Instructions for the task> Copy out exactly the lines from the line containing "What data populates" to the end of the listing.

Exercise inputs>
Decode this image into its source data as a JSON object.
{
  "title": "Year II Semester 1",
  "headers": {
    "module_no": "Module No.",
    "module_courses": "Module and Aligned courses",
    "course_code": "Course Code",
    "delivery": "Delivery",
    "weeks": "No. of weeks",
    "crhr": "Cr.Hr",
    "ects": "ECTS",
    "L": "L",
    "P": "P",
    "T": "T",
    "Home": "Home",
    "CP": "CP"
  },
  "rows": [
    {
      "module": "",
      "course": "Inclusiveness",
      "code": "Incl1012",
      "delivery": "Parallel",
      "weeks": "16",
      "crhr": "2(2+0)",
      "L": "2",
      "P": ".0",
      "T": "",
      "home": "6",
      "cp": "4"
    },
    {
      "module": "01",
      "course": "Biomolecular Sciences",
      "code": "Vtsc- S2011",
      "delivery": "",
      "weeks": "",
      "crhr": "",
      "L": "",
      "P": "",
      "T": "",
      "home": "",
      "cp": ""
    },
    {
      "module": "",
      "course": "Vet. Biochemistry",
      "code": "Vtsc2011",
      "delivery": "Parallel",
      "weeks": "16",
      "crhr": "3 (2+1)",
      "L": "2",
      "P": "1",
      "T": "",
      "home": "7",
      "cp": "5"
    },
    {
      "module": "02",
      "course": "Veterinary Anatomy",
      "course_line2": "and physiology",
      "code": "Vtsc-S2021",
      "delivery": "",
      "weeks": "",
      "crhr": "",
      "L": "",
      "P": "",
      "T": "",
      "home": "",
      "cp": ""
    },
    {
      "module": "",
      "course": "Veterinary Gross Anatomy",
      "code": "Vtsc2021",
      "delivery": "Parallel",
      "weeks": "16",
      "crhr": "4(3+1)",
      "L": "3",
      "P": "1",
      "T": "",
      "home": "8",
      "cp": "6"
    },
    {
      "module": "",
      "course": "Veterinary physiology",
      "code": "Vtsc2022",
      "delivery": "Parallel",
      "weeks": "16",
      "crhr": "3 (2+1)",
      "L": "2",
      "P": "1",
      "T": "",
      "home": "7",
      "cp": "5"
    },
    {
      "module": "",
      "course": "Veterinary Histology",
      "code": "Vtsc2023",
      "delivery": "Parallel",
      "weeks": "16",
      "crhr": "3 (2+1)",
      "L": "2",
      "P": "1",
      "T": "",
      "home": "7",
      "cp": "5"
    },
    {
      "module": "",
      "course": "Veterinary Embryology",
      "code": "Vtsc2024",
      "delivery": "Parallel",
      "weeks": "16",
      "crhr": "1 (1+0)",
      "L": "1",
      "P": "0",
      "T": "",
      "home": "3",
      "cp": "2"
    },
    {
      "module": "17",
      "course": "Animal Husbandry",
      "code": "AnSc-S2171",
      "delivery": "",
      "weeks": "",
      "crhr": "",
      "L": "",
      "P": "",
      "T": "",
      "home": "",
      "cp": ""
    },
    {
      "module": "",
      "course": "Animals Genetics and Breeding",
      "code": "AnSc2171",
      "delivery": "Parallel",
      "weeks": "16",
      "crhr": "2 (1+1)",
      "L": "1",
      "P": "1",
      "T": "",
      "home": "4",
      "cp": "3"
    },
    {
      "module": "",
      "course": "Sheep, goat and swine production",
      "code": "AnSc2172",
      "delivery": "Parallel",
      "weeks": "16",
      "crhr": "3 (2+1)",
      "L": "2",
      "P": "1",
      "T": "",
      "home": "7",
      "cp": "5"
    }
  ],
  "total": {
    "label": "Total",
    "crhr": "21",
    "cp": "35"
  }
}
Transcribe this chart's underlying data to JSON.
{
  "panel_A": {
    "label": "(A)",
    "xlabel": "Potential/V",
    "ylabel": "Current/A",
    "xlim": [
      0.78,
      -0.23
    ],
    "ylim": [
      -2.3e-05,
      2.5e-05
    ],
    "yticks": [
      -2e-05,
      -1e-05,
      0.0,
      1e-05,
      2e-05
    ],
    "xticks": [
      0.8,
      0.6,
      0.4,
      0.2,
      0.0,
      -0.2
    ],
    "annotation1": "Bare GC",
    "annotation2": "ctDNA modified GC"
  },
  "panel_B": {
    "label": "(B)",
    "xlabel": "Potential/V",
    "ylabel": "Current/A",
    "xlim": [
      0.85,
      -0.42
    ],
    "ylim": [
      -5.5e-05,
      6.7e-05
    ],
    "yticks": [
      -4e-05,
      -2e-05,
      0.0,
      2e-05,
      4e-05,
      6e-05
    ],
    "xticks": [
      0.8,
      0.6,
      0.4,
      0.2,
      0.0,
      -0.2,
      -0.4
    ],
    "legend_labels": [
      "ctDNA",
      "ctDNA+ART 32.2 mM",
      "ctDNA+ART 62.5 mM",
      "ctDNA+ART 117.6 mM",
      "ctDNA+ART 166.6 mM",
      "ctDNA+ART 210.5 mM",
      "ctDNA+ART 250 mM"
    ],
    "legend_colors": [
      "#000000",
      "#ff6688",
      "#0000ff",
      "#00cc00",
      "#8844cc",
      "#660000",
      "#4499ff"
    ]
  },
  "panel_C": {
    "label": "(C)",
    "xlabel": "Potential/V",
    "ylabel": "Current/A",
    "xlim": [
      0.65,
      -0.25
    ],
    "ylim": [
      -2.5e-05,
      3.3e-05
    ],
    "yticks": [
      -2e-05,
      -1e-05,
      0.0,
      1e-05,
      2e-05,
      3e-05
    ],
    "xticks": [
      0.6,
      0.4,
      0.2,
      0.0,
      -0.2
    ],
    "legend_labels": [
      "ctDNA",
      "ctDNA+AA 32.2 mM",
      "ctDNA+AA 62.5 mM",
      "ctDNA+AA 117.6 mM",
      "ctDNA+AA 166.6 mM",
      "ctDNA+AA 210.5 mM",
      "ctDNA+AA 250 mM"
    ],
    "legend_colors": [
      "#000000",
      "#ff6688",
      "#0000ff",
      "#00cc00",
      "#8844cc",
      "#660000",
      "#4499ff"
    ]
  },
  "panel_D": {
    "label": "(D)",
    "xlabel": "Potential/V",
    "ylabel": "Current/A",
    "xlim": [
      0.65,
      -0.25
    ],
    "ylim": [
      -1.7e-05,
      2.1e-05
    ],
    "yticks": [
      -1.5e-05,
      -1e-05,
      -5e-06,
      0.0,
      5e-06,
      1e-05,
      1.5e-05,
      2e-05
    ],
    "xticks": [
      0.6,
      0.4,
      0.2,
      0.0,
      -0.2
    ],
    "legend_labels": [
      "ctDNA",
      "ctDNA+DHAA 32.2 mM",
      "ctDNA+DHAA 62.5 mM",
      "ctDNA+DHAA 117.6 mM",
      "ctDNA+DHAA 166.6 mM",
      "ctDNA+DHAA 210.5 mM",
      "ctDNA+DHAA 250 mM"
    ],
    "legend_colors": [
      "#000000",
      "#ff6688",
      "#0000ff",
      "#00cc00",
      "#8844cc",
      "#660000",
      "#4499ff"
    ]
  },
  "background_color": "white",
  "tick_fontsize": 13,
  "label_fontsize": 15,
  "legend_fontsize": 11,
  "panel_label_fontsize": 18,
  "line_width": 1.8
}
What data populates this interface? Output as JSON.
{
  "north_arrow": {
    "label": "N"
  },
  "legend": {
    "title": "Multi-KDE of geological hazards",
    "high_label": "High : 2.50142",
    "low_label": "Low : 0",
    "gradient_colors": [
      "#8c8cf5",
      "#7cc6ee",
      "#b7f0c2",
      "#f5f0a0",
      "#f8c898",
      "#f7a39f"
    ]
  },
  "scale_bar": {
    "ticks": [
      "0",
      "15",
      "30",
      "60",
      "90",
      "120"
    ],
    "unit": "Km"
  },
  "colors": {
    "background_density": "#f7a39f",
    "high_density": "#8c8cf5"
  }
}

Response>
What data populates this interface? Output as JSON.
{
  "north_arrow": {
    "label": "N"
  },
  "legend": {
    "title": "Multi-KDE of geological hazards",
    "high_label": "High : 2.50142",
    "low_label": "Low : 0",
    "gradient_colors": [
      "#8c8cf5",
      "#7cc6ee",
      "#b7f0c2",
      "#f5f0a0",
      "#f8c898",
      "#f7a39f"
    ]
  },
  "scale_bar": {
    "ticks": [
      "0",
      "15",
      "30",
      "60",
      "90",
      "120"
    ],
    "unit": "Km"
  },
  "colors": {
    "background_density": "#f7a39f",
    "high_density": "#8c8cf5"
  }
}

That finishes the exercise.